WHAT YOU NEED TO DO:
The data must be written out once more, precisely as given.

DATA SUPPLIED:
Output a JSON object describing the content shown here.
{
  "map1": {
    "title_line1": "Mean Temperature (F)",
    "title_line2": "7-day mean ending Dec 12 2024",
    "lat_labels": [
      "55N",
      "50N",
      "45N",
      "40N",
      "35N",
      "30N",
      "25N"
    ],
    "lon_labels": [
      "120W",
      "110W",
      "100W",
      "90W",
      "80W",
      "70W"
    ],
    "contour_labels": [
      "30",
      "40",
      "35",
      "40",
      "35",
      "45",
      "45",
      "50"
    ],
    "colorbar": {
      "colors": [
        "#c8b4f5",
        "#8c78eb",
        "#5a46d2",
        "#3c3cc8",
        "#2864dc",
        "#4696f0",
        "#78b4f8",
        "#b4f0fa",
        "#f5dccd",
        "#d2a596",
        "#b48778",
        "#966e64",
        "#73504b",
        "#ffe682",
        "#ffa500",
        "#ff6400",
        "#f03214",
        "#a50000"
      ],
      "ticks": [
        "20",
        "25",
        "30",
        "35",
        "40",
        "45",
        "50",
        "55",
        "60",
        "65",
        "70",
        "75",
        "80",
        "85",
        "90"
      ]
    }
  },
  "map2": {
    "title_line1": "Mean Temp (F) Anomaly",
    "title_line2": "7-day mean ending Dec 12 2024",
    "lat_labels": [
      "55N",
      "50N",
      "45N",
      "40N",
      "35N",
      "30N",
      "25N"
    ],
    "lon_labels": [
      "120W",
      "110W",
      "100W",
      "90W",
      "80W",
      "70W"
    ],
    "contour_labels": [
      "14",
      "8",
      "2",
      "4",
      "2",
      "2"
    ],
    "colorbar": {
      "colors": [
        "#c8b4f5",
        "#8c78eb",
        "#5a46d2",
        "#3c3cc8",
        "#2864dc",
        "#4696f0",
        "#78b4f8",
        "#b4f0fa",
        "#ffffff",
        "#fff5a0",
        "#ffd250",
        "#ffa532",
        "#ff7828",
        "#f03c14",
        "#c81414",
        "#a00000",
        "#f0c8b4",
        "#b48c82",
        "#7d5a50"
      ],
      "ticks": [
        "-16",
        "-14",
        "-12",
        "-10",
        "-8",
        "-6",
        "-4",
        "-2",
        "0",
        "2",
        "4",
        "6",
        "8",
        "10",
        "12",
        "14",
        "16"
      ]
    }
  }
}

THE REPLY:
Output a JSON object describing the content shown here.
{
  "map1": {
    "title_line1": "Mean Temperature (F)",
    "title_line2": "7-day mean ending Dec 12 2024",
    "lat_labels": [
      "55N",
      "50N",
      "45N",
      "40N",
      "35N",
      "30N",
      "25N"
    ],
    "lon_labels": [
      "120W",
      "110W",
      "100W",
      "90W",
      "80W",
      "70W"
    ],
    "contour_labels": [
      "30",
      "40",
      "35",
      "40",
      "35",
      "45",
      "45",
      "50"
    ],
    "colorbar": {
      "colors": [
        "#c8b4f5",
        "#8c78eb",
        "#5a46d2",
        "#3c3cc8",
        "#2864dc",
        "#4696f0",
        "#78b4f8",
        "#b4f0fa",
        "#f5dccd",
        "#d2a596",
        "#b48778",
        "#966e64",
        "#73504b",
        "#ffe682",
        "#ffa500",
        "#ff6400",
        "#f03214",
        "#a50000"
      ],
      "ticks": [
        "20",
        "25",
        "30",
        "35",
        "40",
        "45",
        "50",
        "55",
        "60",
        "65",
        "70",
        "75",
        "80",
        "85",
        "90"
      ]
    }
  },
  "map2": {
    "title_line1": "Mean Temp (F) Anomaly",
    "title_line2": "7-day mean ending Dec 12 2024",
    "lat_labels": [
      "55N",
      "50N",
      "45N",
      "40N",
      "35N",
      "30N",
      "25N"
    ],
    "lon_labels": [
      "120W",
      "110W",
      "100W",
      "90W",
      "80W",
      "70W"
    ],
    "contour_labels": [
      "14",
      "8",
      "2",
      "4",
      "2",
      "2"
    ],
    "colorbar": {
      "colors": [
        "#c8b4f5",
        "#8c78eb",
        "#5a46d2",
        "#3c3cc8",
        "#2864dc",
        "#4696f0",
        "#78b4f8",
        "#b4f0fa",
        "#ffffff",
        "#fff5a0",
        "#ffd250",
        "#ffa532",
        "#ff7828",
        "#f03c14",
        "#c81414",
        "#a00000",
        "#f0c8b4",
        "#b48c82",
        "#7d5a50"
      ],
      "ticks": [
        "-16",
        "-14",
        "-12",
        "-10",
        "-8",
        "-6",
        "-4",
        "-2",
        "0",
        "2",
        "4",
        "6",
        "8",
        "10",
        "12",
        "14",
        "16"
      ]
    }
  }
}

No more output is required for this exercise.